▸ GIVEN REQUEST:
Filter the records for lines holding the string "assign".

▸ TASK INPUT:
※

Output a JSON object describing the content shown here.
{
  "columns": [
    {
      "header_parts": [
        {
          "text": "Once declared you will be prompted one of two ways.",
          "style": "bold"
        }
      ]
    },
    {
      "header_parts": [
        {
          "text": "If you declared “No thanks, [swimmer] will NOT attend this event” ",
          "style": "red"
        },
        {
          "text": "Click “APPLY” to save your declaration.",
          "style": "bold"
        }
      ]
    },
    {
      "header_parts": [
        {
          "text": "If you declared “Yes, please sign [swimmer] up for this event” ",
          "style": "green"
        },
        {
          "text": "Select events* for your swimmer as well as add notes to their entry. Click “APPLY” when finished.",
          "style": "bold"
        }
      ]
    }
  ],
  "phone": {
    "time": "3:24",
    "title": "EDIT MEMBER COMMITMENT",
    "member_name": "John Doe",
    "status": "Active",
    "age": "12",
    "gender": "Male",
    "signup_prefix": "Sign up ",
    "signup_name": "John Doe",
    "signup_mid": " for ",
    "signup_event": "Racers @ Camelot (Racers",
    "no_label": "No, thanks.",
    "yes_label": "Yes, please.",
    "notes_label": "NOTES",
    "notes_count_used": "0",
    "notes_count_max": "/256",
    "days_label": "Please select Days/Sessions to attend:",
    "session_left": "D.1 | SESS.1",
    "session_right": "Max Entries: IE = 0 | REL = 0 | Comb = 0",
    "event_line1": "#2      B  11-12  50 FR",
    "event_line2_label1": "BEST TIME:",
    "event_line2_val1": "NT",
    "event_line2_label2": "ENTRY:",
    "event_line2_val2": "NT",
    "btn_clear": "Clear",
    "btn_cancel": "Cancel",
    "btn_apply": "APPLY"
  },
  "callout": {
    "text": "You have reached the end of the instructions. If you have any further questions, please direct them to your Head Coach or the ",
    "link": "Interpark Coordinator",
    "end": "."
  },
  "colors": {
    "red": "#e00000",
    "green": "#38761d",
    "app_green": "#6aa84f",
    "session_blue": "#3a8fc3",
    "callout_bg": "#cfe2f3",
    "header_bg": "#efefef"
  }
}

※

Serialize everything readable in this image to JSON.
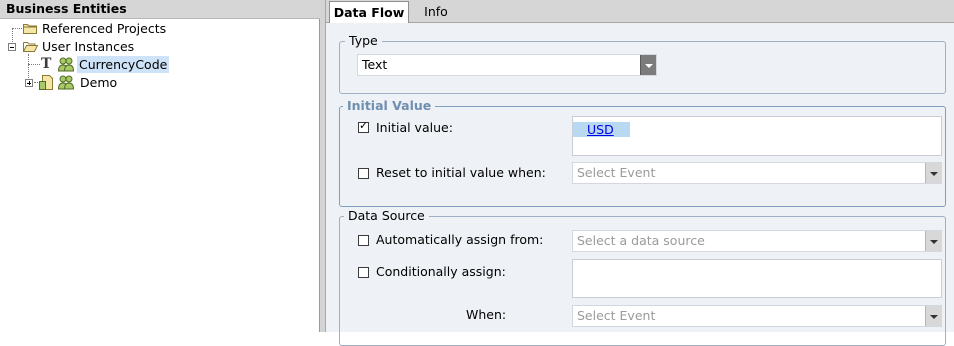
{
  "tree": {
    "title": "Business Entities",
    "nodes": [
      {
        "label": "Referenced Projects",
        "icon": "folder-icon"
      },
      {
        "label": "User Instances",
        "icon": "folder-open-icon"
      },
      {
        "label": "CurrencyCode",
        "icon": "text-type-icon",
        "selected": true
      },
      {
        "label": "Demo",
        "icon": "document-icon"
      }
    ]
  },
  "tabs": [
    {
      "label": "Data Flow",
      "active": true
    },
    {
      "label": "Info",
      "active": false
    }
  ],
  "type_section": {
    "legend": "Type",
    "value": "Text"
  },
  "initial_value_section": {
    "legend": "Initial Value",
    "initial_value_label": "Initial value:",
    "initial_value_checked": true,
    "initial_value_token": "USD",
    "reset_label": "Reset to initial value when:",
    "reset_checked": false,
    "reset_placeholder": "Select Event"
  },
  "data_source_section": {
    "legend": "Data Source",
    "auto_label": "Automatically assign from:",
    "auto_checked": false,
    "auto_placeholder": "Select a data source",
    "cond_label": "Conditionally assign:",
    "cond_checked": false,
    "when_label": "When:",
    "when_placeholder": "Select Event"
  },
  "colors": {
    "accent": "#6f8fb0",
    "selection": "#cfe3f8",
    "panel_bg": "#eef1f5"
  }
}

※

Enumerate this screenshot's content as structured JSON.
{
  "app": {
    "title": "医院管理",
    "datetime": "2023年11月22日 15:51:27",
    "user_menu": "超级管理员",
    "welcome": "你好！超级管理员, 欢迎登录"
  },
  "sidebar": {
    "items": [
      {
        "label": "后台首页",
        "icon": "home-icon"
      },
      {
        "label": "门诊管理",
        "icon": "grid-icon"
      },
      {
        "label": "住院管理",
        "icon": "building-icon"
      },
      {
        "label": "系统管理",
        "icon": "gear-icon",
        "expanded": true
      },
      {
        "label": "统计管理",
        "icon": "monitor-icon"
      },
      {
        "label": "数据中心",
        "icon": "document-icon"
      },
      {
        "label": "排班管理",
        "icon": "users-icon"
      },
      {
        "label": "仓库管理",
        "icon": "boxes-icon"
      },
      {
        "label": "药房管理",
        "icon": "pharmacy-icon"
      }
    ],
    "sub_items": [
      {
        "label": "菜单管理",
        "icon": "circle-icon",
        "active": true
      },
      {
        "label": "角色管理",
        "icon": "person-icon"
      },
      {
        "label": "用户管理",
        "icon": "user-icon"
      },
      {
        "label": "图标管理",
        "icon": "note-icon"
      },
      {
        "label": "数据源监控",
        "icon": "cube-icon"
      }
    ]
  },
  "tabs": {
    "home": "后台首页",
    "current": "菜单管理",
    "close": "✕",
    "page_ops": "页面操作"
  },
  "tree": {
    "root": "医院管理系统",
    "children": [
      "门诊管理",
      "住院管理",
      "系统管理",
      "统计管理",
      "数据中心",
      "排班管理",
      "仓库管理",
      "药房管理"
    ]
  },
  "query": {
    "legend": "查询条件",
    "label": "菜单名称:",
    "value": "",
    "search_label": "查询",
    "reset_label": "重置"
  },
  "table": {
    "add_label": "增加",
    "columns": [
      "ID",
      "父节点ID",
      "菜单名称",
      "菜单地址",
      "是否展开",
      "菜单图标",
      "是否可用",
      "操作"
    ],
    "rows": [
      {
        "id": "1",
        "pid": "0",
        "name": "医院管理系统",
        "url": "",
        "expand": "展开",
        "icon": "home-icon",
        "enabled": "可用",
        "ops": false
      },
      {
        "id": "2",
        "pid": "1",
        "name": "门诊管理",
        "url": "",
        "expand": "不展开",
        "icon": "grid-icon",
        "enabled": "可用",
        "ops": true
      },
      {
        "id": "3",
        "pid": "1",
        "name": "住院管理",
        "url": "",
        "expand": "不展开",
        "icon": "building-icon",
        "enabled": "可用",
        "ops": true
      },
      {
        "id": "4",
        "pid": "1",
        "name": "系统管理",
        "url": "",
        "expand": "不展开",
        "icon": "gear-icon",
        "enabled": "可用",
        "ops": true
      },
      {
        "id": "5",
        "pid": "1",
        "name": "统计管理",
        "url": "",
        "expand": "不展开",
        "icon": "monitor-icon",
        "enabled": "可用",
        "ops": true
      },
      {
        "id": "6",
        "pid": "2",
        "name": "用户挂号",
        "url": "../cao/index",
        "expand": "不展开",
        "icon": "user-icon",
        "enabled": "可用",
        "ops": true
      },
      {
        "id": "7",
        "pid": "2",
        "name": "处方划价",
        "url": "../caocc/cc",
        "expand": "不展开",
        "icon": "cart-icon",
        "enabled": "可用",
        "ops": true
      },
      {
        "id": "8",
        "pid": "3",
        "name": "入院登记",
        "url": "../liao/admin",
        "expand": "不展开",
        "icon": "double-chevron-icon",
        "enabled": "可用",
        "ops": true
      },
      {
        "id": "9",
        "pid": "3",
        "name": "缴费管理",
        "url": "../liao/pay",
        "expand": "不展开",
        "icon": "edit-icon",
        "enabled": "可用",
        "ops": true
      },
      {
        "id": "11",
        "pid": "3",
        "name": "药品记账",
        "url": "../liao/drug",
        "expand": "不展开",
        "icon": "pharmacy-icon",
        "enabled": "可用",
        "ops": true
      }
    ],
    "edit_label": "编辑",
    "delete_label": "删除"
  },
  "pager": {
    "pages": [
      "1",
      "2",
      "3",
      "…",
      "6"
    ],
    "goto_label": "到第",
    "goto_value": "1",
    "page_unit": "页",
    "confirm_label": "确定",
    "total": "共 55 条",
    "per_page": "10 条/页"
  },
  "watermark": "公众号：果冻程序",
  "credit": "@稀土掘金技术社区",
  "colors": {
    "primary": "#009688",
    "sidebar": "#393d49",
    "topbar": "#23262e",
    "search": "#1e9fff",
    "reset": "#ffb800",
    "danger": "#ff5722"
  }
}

※

▸ WRITTEN SOLUTION:
    "auto_label": "Automatically assign from:",
    "cond_label": "Conditionally assign:",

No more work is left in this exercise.